> **Aim of the exercise**: Do not include the pictures; repeat the rest of the data exactly.

> **Collected data entries**:
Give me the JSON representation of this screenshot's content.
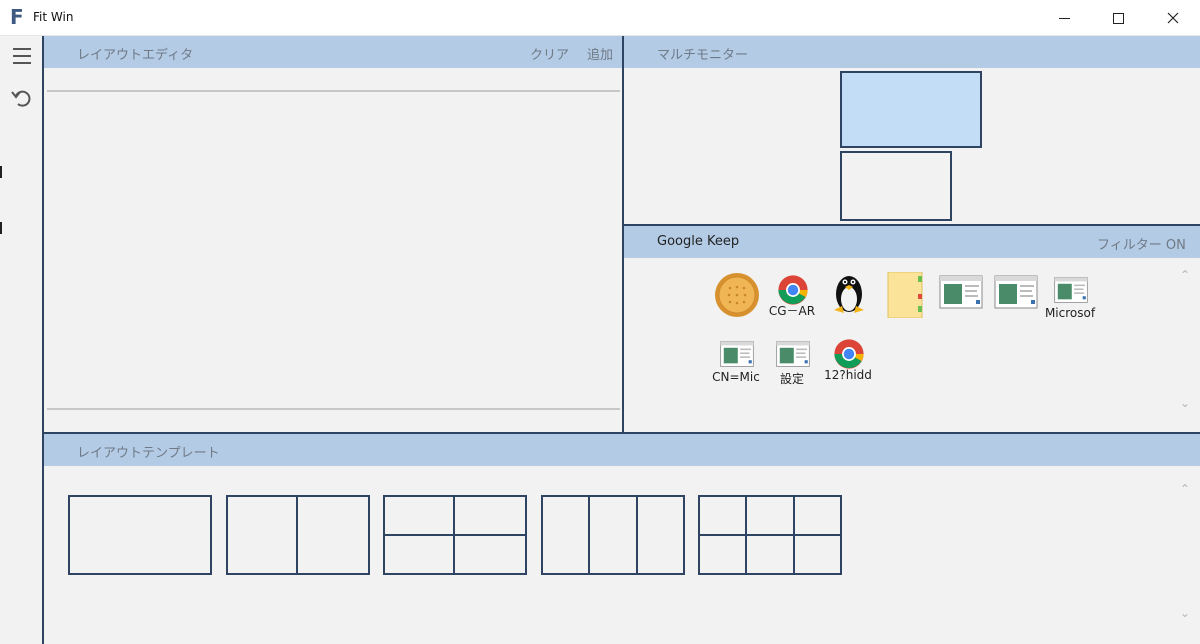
{
  "window": {
    "app_letter": "F",
    "title": "Fit Win"
  },
  "editor": {
    "title": "レイアウトエディタ",
    "clear_label": "クリア",
    "add_label": "追加"
  },
  "monitors": {
    "title": "マルチモニター"
  },
  "keep": {
    "title": "Google Keep",
    "filter_label": "フィルター ON",
    "apps": [
      {
        "icon": "cookie-icon",
        "label": ""
      },
      {
        "icon": "chrome-icon",
        "label": "CG－AR"
      },
      {
        "icon": "linux-penguin-icon",
        "label": ""
      },
      {
        "icon": "notebook-icon",
        "label": ""
      },
      {
        "icon": "window-app-icon",
        "label": ""
      },
      {
        "icon": "window-app-icon",
        "label": ""
      },
      {
        "icon": "window-app-icon",
        "label": "Microsof"
      },
      {
        "icon": "window-app-icon",
        "label": "CN=Mic"
      },
      {
        "icon": "window-app-icon",
        "label": "設定"
      },
      {
        "icon": "chrome-icon",
        "label": "12?hidd"
      }
    ]
  },
  "templates": {
    "title": "レイアウトテンプレート",
    "items": [
      {
        "name": "single",
        "cols": 1,
        "rows": 1
      },
      {
        "name": "two-columns",
        "cols": 2,
        "rows": 1
      },
      {
        "name": "two-by-two",
        "cols": 2,
        "rows": 2
      },
      {
        "name": "three-columns",
        "cols": 3,
        "rows": 1
      },
      {
        "name": "three-by-two",
        "cols": 3,
        "rows": 2
      }
    ]
  },
  "colors": {
    "accent": "#2f4463",
    "header": "#b3cbe5",
    "monitor_active": "#c3ddf6",
    "panel_bg": "#f2f2f2"
  }
}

> **Answer**:
Give me the JSON representation of this screenshot's content.
{
  "window": {
    "app_letter": "F",
    "title": "Fit Win"
  },
  "editor": {
    "title": "レイアウトエディタ",
    "clear_label": "クリア",
    "add_label": "追加"
  },
  "monitors": {
    "title": "マルチモニター"
  },
  "keep": {
    "title": "Google Keep",
    "filter_label": "フィルター ON",
    "apps": [
      {
        "icon": "cookie-icon",
        "label": ""
      },
      {
        "icon": "chrome-icon",
        "label": "CG－AR"
      },
      {
        "icon": "linux-penguin-icon",
        "label": ""
      },
      {
        "icon": "notebook-icon",
        "label": ""
      },
      {
        "icon": "window-app-icon",
        "label": ""
      },
      {
        "icon": "window-app-icon",
        "label": ""
      },
      {
        "icon": "window-app-icon",
        "label": "Microsof"
      },
      {
        "icon": "window-app-icon",
        "label": "CN=Mic"
      },
      {
        "icon": "window-app-icon",
        "label": "設定"
      },
      {
        "icon": "chrome-icon",
        "label": "12?hidd"
      }
    ]
  },
  "templates": {
    "title": "レイアウトテンプレート",
    "items": [
      {
        "name": "single",
        "cols": 1,
        "rows": 1
      },
      {
        "name": "two-columns",
        "cols": 2,
        "rows": 1
      },
      {
        "name": "two-by-two",
        "cols": 2,
        "rows": 2
      },
      {
        "name": "three-columns",
        "cols": 3,
        "rows": 1
      },
      {
        "name": "three-by-two",
        "cols": 3,
        "rows": 2
      }
    ]
  },
  "colors": {
    "accent": "#2f4463",
    "header": "#b3cbe5",
    "monitor_active": "#c3ddf6",
    "panel_bg": "#f2f2f2"
  }
}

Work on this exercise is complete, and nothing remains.